Supplied material
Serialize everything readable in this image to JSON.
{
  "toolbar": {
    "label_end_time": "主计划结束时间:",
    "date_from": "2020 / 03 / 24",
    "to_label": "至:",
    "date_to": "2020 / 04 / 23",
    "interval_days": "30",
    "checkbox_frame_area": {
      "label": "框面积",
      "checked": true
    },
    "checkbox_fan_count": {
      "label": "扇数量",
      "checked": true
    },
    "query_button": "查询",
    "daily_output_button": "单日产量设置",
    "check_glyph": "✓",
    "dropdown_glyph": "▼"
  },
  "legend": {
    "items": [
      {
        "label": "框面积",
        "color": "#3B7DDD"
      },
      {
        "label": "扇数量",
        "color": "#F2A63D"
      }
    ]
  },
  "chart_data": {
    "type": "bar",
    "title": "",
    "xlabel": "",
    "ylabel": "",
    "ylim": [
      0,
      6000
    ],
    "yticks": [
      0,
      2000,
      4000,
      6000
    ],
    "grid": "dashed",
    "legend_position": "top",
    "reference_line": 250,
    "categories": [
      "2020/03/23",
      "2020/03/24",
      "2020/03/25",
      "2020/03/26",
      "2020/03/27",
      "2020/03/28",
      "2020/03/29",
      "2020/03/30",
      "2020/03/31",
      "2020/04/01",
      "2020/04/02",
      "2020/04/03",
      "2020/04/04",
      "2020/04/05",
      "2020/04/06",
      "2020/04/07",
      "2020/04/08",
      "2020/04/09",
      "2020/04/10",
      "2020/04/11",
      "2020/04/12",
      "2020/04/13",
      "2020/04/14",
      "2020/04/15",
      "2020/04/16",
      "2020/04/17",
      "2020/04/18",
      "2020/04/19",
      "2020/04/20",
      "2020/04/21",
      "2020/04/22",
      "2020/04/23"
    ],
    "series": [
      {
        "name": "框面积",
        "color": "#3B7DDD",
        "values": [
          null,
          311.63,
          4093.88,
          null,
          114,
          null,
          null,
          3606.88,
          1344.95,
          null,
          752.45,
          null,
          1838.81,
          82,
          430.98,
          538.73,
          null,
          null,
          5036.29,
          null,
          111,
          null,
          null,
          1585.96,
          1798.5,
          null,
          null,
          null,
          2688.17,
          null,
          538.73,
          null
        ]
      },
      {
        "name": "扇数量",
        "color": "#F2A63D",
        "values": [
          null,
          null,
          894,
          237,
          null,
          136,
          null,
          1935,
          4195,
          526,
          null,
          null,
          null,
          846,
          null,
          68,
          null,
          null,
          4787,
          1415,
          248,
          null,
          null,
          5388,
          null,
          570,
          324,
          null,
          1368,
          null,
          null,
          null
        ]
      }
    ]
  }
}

Brief
Print all of the entries exactly as they appear.

Task result
Serialize everything readable in this image to JSON.
{
  "toolbar": {
    "label_end_time": "主计划结束时间:",
    "date_from": "2020 / 03 / 24",
    "to_label": "至:",
    "date_to": "2020 / 04 / 23",
    "interval_days": "30",
    "checkbox_frame_area": {
      "label": "框面积",
      "checked": true
    },
    "checkbox_fan_count": {
      "label": "扇数量",
      "checked": true
    },
    "query_button": "查询",
    "daily_output_button": "单日产量设置",
    "check_glyph": "✓",
    "dropdown_glyph": "▼"
  },
  "legend": {
    "items": [
      {
        "label": "框面积",
        "color": "#3B7DDD"
      },
      {
        "label": "扇数量",
        "color": "#F2A63D"
      }
    ]
  },
  "chart_data": {
    "type": "bar",
    "title": "",
    "xlabel": "",
    "ylabel": "",
    "ylim": [
      0,
      6000
    ],
    "yticks": [
      0,
      2000,
      4000,
      6000
    ],
    "grid": "dashed",
    "legend_position": "top",
    "reference_line": 250,
    "categories": [
      "2020/03/23",
      "2020/03/24",
      "2020/03/25",
      "2020/03/26",
      "2020/03/27",
      "2020/03/28",
      "2020/03/29",
      "2020/03/30",
      "2020/03/31",
      "2020/04/01",
      "2020/04/02",
      "2020/04/03",
      "2020/04/04",
      "2020/04/05",
      "2020/04/06",
      "2020/04/07",
      "2020/04/08",
      "2020/04/09",
      "2020/04/10",
      "2020/04/11",
      "2020/04/12",
      "2020/04/13",
      "2020/04/14",
      "2020/04/15",
      "2020/04/16",
      "2020/04/17",
      "2020/04/18",
      "2020/04/19",
      "2020/04/20",
      "2020/04/21",
      "2020/04/22",
      "2020/04/23"
    ],
    "series": [
      {
        "name": "框面积",
        "color": "#3B7DDD",
        "values": [
          null,
          311.63,
          4093.88,
          null,
          114,
          null,
          null,
          3606.88,
          1344.95,
          null,
          752.45,
          null,
          1838.81,
          82,
          430.98,
          538.73,
          null,
          null,
          5036.29,
          null,
          111,
          null,
          null,
          1585.96,
          1798.5,
          null,
          null,
          null,
          2688.17,
          null,
          538.73,
          null
        ]
      },
      {
        "name": "扇数量",
        "color": "#F2A63D",
        "values": [
          null,
          null,
          894,
          237,
          null,
          136,
          null,
          1935,
          4195,
          526,
          null,
          null,
          null,
          846,
          null,
          68,
          null,
          null,
          4787,
          1415,
          248,
          null,
          null,
          5388,
          null,
          570,
          324,
          null,
          1368,
          null,
          null,
          null
        ]
      }
    ]
  }
}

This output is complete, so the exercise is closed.